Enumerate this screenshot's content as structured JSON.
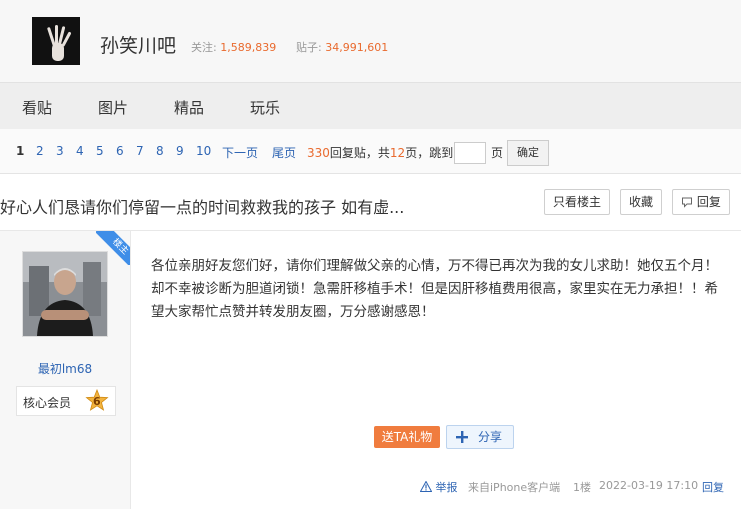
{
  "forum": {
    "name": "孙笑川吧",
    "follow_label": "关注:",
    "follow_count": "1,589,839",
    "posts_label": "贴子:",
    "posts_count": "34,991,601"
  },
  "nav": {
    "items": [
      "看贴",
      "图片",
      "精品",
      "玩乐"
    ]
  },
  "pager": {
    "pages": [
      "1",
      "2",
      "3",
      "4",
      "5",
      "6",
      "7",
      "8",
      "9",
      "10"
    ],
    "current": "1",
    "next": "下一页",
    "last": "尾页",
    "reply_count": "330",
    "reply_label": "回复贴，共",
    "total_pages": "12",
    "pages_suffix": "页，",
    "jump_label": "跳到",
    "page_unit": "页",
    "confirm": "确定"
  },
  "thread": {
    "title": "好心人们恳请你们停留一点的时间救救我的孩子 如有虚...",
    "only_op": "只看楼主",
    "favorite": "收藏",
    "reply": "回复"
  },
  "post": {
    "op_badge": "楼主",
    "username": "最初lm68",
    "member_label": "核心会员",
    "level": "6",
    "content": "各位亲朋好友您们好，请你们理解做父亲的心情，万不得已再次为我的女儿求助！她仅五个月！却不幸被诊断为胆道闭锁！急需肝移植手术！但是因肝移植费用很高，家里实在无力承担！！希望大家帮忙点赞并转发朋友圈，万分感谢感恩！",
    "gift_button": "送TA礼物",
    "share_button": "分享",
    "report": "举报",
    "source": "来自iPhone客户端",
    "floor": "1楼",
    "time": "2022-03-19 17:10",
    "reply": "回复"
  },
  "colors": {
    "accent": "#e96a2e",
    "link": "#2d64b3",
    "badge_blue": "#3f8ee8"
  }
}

▸ **PROBLEM TO WORK ON**
Any pictures should be dropped; transcribe the rest of the records above exactly.

▸ **RESPONSE TO THE EXERCISE**
Enumerate this screenshot's content as structured JSON.
{
  "forum": {
    "name": "孙笑川吧",
    "follow_label": "关注:",
    "follow_count": "1,589,839",
    "posts_label": "贴子:",
    "posts_count": "34,991,601"
  },
  "nav": {
    "items": [
      "看贴",
      "图片",
      "精品",
      "玩乐"
    ]
  },
  "pager": {
    "pages": [
      "1",
      "2",
      "3",
      "4",
      "5",
      "6",
      "7",
      "8",
      "9",
      "10"
    ],
    "current": "1",
    "next": "下一页",
    "last": "尾页",
    "reply_count": "330",
    "reply_label": "回复贴，共",
    "total_pages": "12",
    "pages_suffix": "页，",
    "jump_label": "跳到",
    "page_unit": "页",
    "confirm": "确定"
  },
  "thread": {
    "title": "好心人们恳请你们停留一点的时间救救我的孩子 如有虚...",
    "only_op": "只看楼主",
    "favorite": "收藏",
    "reply": "回复"
  },
  "post": {
    "op_badge": "楼主",
    "username": "最初lm68",
    "member_label": "核心会员",
    "level": "6",
    "content": "各位亲朋好友您们好，请你们理解做父亲的心情，万不得已再次为我的女儿求助！她仅五个月！却不幸被诊断为胆道闭锁！急需肝移植手术！但是因肝移植费用很高，家里实在无力承担！！希望大家帮忙点赞并转发朋友圈，万分感谢感恩！",
    "gift_button": "送TA礼物",
    "share_button": "分享",
    "report": "举报",
    "source": "来自iPhone客户端",
    "floor": "1楼",
    "time": "2022-03-19 17:10",
    "reply": "回复"
  },
  "colors": {
    "accent": "#e96a2e",
    "link": "#2d64b3",
    "badge_blue": "#3f8ee8"
  }
}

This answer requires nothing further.